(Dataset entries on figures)
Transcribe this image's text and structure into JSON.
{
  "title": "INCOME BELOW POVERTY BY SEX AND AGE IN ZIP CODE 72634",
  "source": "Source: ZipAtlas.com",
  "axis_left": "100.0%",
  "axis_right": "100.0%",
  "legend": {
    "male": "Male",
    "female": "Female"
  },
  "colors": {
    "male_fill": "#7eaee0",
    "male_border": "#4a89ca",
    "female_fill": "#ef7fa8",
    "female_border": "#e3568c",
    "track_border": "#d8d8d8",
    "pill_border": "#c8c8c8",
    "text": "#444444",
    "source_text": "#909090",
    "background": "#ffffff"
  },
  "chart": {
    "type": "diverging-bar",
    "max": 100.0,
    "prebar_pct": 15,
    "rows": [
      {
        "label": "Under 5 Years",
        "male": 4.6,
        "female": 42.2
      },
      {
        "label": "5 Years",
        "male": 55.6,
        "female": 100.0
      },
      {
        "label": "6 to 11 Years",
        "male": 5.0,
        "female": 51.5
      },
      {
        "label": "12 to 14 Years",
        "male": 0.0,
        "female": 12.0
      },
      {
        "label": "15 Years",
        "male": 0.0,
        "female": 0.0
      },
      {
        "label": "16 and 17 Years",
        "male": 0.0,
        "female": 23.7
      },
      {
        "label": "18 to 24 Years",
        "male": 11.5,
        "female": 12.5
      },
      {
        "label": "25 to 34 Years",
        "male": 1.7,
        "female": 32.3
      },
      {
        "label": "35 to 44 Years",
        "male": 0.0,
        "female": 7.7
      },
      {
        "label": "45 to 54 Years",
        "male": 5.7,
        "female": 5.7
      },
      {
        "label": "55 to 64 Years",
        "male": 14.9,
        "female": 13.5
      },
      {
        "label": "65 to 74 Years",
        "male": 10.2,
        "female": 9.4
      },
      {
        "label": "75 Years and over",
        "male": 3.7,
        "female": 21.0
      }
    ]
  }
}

**Task statement**.
All of the records must be repeated exactly.

**Problem solution**.
Transcribe this image's text and structure into JSON.
{
  "title": "INCOME BELOW POVERTY BY SEX AND AGE IN ZIP CODE 72634",
  "source": "Source: ZipAtlas.com",
  "axis_left": "100.0%",
  "axis_right": "100.0%",
  "legend": {
    "male": "Male",
    "female": "Female"
  },
  "colors": {
    "male_fill": "#7eaee0",
    "male_border": "#4a89ca",
    "female_fill": "#ef7fa8",
    "female_border": "#e3568c",
    "track_border": "#d8d8d8",
    "pill_border": "#c8c8c8",
    "text": "#444444",
    "source_text": "#909090",
    "background": "#ffffff"
  },
  "chart": {
    "type": "diverging-bar",
    "max": 100.0,
    "prebar_pct": 15,
    "rows": [
      {
        "label": "Under 5 Years",
        "male": 4.6,
        "female": 42.2
      },
      {
        "label": "5 Years",
        "male": 55.6,
        "female": 100.0
      },
      {
        "label": "6 to 11 Years",
        "male": 5.0,
        "female": 51.5
      },
      {
        "label": "12 to 14 Years",
        "male": 0.0,
        "female": 12.0
      },
      {
        "label": "15 Years",
        "male": 0.0,
        "female": 0.0
      },
      {
        "label": "16 and 17 Years",
        "male": 0.0,
        "female": 23.7
      },
      {
        "label": "18 to 24 Years",
        "male": 11.5,
        "female": 12.5
      },
      {
        "label": "25 to 34 Years",
        "male": 1.7,
        "female": 32.3
      },
      {
        "label": "35 to 44 Years",
        "male": 0.0,
        "female": 7.7
      },
      {
        "label": "45 to 54 Years",
        "male": 5.7,
        "female": 5.7
      },
      {
        "label": "55 to 64 Years",
        "male": 14.9,
        "female": 13.5
      },
      {
        "label": "65 to 74 Years",
        "male": 10.2,
        "female": 9.4
      },
      {
        "label": "75 Years and over",
        "male": 3.7,
        "female": 21.0
      }
    ]
  }
}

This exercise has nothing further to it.